**BRIEF:** Please set down the whole passage about a child's question on one-third as a percentage, word for word.

**GIVEN PASSAGE:**
My youngest son who is a ten-year old entering fifth grade this fall, however, seems genuinely excited about mathematics, most of the time. I caveat this statement since he does complain a tad when asked to work on the summer mathematics work book my wife bought for him.  However, when engaged with working mathematics, he rarely exhibits any sign that he thinks he is incapable, or less capable than others. In fact, I write this post since he was so excited about a small discussion about mathematics we had yesterday.
I cannot recall how our conversation started. At some point though, he started asking me about percentages for certain fractions. He eventually asked me what was the percentage for one-third (“1/3″). As a teacher, I should have asked him to figure it out himself using long division. I did not. I said it was thirty-three percent. He then mentioned that it seemed wrong to him since adding up three amounts of thirty-three percent each did not equal one-hundred percent. He even giggled a little since he identified the apparent inconsistency before me. Since I did not study mathematics formally, as a focus of study, but instead as prerequisites for my electrical engineering degree, I rarely thought about the basis of mathematics for this type of situation, so was ill-prepared for a rejoinder. My mind quickly fell into the common trap that 3(0.3333)=0.9999 which was obviously less than one, even though I clearly knew that representing the product instead as an integer and a rational number yielded one (e.g. 3(1/3)=1), and even that the limit of the series expansion of the repeating decimal 0.9999 equaled 1.

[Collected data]
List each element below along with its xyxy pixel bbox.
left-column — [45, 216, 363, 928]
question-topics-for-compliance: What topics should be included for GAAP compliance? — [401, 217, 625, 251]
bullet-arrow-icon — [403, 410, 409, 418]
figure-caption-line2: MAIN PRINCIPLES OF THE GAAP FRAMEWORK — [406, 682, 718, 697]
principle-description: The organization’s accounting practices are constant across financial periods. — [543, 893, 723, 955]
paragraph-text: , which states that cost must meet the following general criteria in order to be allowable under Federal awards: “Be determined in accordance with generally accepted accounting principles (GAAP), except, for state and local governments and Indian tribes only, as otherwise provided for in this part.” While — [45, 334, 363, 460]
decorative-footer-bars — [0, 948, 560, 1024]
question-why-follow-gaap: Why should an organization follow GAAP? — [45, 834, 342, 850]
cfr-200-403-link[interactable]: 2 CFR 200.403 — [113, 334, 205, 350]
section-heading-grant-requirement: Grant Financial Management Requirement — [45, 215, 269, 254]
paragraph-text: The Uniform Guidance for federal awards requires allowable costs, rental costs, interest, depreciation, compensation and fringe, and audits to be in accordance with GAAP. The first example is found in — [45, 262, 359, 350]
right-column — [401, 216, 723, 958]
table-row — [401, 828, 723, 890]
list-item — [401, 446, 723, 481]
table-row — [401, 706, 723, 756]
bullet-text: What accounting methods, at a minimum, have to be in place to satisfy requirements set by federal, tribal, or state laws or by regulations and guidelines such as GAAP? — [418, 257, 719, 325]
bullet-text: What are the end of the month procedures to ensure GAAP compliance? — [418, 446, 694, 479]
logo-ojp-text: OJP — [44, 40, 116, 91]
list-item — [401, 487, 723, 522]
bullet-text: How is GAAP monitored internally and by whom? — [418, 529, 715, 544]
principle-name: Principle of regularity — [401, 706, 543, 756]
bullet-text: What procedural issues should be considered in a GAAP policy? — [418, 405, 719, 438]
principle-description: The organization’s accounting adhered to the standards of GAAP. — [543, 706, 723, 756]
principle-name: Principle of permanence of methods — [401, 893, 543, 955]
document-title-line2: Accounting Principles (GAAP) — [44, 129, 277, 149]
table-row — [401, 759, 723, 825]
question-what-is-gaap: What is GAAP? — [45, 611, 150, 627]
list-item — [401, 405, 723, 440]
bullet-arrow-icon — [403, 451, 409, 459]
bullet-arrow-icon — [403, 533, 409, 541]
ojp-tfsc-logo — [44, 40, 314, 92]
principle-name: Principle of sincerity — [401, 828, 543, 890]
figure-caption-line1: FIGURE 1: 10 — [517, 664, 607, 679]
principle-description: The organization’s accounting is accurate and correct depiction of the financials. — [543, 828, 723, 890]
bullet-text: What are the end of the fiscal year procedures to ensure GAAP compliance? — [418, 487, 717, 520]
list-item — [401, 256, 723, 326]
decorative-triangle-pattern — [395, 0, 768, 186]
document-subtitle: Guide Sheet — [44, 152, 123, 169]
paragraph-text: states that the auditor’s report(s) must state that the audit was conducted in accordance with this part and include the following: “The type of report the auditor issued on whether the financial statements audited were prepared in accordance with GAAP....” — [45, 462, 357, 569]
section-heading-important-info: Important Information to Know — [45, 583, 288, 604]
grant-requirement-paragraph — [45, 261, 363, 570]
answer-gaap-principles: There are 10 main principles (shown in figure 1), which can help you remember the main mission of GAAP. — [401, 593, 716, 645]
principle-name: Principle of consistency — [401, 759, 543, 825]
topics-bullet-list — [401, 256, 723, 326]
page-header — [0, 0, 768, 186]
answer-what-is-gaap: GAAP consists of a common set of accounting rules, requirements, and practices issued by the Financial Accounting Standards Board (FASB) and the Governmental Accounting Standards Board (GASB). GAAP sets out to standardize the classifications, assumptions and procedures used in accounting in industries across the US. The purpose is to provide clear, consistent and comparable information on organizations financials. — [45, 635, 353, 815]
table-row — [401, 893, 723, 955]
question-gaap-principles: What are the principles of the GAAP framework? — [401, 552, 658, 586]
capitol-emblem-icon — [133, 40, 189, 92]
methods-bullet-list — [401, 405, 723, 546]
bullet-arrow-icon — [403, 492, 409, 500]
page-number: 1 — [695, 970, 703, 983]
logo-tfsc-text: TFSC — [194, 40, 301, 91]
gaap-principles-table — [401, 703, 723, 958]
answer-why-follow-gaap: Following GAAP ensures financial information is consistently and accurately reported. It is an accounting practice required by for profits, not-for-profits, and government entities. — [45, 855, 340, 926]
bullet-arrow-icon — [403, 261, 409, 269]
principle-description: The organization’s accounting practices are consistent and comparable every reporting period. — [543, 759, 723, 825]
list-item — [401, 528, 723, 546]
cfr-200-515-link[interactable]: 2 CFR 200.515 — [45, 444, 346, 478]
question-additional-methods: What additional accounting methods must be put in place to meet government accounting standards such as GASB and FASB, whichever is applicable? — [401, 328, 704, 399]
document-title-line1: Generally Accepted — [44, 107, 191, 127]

**OUTPUT BELOW:**
My youngest son who is a ten-year old entering fifth grade this fall, however, seems genuinely excited about mathematics, most of the time. I caveat this statement since he does complain a tad when asked to work on the summer mathematics work book my wife bought for him.  However, when engaged with working mathematics, he rarely exhibits any sign that he thinks he is incapable, or less capable than others. In fact, I write this post since he was so excited about a small discussion about mathematics we had yesterday.
I cannot recall how our conversation started. At some point though, he started asking me about percentages for certain fractions. He eventually asked me what was the percentage for one-third (“1/3″). As a teacher, I should have asked him to figure it out himself using long division. I did not. I said it was thirty-three percent. He then mentioned that it seemed wrong to him since adding up three amounts of thirty-three percent each did not equal one-hundred percent. He even giggled a little since he identified the apparent inconsistency before me. Since I did not study mathematics formally, as a focus of study, but instead as prerequisites for my electrical engineering degree, I rarely thought about the basis of mathematics for this type of situation, so was ill-prepared for a rejoinder. My mind quickly fell into the common trap that 3(0.3333)=0.9999 which was obviously less than one, even though I clearly knew that representing the product instead as an integer and a rational number yielded one (e.g. 3(1/3)=1), and even that the limit of the series expansion of the repeating decimal 0.9999 equaled 1.